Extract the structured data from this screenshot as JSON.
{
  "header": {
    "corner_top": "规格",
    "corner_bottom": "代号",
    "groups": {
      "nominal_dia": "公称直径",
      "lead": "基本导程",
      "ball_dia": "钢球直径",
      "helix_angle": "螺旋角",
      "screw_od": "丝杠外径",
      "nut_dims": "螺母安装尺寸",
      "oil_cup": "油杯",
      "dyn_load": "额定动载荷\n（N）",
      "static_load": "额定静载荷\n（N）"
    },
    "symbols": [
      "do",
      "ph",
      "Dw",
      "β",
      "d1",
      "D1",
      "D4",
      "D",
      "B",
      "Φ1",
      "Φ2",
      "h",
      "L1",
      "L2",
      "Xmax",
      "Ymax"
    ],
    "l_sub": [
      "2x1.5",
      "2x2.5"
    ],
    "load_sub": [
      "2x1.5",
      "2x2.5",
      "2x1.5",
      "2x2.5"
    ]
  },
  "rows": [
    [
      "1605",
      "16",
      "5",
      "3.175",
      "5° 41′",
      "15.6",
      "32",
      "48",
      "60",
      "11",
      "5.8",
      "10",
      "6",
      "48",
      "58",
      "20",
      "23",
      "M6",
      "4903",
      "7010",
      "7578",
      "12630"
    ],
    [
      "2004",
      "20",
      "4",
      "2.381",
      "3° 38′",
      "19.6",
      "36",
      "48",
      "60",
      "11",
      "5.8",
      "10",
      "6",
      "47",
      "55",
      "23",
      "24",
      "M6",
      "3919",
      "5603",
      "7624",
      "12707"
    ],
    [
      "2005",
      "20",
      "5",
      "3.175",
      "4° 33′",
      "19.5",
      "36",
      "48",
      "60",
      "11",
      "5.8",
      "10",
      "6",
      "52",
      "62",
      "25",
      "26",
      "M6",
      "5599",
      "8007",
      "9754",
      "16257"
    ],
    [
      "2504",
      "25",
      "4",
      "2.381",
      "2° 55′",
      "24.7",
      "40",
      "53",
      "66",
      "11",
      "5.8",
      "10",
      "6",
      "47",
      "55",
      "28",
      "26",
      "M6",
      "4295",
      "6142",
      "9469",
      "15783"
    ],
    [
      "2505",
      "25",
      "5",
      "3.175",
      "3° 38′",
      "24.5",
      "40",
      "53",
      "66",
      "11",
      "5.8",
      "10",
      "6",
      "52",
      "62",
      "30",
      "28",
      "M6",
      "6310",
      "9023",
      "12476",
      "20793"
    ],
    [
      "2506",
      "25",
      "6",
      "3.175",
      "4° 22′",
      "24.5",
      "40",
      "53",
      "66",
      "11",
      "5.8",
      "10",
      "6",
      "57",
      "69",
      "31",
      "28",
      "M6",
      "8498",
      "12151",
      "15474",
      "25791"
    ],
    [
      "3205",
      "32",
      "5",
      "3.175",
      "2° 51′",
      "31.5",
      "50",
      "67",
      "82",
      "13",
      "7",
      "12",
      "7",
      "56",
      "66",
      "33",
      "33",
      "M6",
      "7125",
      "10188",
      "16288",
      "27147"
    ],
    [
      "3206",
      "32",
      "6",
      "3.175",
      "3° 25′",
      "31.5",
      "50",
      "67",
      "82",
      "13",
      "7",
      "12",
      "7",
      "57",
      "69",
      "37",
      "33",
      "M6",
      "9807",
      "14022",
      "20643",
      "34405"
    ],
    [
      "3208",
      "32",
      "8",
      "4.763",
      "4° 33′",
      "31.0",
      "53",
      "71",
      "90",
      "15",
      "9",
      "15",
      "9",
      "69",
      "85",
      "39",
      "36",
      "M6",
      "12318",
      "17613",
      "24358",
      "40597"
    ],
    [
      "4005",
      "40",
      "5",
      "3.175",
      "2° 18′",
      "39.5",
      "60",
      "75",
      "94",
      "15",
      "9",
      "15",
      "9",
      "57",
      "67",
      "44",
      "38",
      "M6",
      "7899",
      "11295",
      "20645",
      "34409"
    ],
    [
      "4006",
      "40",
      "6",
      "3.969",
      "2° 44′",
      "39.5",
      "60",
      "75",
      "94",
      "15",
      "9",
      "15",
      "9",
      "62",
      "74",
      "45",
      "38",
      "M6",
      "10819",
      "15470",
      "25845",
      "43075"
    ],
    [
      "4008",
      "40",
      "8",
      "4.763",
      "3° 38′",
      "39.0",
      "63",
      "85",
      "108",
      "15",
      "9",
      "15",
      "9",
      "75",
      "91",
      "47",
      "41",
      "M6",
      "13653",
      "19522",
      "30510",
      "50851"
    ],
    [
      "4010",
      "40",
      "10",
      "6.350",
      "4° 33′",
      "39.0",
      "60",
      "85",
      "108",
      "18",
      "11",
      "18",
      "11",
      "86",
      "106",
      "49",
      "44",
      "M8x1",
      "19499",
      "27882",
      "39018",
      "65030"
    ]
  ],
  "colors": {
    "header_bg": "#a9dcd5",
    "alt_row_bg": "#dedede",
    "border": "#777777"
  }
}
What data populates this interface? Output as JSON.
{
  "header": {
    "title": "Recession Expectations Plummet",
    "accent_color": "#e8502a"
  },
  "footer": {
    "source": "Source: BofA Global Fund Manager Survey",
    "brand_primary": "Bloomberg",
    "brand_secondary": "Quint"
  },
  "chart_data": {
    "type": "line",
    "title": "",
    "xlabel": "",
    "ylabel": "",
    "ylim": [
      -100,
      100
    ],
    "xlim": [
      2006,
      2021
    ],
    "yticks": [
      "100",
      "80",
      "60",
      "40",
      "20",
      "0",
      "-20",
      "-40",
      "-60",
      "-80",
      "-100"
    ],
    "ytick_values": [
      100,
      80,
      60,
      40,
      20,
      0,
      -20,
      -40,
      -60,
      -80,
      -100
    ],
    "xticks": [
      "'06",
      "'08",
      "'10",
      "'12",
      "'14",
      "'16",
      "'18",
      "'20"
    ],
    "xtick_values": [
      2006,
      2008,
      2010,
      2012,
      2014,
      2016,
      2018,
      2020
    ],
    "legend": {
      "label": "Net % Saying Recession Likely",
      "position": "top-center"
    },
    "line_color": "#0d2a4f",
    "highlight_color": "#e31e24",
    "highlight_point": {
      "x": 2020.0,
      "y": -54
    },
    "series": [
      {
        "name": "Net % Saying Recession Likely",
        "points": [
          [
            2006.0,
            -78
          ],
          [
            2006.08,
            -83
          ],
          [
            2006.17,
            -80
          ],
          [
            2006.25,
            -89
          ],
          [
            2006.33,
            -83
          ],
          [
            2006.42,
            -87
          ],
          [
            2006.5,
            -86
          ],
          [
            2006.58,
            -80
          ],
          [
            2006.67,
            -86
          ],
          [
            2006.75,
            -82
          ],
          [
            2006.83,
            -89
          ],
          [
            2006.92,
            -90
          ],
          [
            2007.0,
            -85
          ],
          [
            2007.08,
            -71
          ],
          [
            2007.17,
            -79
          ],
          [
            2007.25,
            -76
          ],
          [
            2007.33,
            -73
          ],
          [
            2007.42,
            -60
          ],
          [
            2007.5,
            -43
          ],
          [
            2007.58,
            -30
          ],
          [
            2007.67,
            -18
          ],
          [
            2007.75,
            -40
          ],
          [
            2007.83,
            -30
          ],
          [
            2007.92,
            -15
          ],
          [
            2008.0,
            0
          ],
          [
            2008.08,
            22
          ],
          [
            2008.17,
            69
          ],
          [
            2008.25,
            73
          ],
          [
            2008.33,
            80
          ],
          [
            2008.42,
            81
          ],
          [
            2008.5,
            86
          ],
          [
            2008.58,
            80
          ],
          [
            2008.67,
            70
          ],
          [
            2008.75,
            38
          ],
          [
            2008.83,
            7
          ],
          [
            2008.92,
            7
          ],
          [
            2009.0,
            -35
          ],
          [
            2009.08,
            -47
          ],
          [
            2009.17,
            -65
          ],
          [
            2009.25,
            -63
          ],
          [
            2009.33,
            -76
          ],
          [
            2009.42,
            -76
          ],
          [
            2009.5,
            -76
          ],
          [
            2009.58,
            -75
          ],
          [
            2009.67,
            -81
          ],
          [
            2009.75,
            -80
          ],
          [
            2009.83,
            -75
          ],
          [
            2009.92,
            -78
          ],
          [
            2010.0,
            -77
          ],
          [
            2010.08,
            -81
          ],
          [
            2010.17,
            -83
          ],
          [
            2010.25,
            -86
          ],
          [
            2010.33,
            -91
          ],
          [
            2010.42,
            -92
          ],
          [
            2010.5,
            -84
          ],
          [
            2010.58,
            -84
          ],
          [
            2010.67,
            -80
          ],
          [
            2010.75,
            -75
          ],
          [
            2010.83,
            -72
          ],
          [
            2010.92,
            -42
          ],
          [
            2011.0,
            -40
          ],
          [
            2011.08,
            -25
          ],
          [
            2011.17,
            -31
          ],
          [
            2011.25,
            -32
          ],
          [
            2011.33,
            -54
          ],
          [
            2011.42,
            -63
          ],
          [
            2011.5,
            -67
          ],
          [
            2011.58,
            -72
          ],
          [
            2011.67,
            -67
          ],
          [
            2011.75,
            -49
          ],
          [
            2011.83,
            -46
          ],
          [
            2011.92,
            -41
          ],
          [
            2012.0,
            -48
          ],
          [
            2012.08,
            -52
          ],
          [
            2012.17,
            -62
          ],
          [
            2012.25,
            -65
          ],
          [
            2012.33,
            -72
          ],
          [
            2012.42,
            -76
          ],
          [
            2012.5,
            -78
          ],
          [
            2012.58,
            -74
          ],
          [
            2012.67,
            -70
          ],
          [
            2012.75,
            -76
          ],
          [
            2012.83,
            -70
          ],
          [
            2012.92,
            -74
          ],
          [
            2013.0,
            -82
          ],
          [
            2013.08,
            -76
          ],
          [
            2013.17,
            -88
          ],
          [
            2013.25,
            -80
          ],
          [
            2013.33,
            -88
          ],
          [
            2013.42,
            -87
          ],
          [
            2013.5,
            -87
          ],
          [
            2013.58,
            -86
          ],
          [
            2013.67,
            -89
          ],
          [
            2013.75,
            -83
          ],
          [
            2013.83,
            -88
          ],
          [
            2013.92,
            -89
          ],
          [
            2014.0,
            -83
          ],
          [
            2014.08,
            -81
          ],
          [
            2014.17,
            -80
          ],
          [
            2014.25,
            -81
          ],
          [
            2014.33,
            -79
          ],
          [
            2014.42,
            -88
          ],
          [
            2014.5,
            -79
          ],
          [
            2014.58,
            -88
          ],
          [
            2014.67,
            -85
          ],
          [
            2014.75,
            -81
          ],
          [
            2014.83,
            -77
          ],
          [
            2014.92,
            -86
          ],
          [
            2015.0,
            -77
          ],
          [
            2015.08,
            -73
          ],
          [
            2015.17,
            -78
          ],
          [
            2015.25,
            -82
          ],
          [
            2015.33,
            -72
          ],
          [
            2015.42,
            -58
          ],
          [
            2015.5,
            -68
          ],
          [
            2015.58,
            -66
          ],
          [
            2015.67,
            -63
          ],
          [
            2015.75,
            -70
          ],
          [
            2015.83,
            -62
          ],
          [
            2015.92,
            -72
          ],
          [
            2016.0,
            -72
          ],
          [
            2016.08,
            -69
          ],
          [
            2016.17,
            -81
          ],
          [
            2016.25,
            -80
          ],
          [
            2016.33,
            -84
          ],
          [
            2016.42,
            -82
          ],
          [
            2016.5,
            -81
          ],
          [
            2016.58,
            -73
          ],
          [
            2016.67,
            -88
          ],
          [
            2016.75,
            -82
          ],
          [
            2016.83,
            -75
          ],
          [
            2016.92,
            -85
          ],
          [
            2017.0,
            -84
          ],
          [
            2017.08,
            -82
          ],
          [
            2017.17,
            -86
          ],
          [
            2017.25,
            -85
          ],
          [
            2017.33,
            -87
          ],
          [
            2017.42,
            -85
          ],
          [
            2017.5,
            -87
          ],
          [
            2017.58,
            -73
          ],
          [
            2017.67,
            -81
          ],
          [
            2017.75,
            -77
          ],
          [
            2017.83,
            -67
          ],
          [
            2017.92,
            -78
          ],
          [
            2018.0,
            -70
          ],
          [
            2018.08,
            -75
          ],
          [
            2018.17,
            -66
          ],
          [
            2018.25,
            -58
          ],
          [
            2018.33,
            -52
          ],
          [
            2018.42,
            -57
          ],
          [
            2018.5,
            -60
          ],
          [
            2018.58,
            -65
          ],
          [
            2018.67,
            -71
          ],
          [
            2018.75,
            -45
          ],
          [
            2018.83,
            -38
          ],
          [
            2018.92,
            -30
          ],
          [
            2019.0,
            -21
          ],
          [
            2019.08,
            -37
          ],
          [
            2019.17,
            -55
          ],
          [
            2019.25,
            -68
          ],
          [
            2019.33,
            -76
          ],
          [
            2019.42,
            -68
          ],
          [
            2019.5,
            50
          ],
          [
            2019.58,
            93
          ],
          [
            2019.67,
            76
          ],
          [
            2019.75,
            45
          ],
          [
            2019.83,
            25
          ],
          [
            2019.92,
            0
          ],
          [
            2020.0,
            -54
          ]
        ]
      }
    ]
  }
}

> **Work instructions**
Show every line from the entries above in which "Recession" appears.

> **Response to this exercise**
    "title": "Recession Expectations Plummet",
      "label": "Net % Saying Recession Likely",
        "name": "Net % Saying Recession Likely",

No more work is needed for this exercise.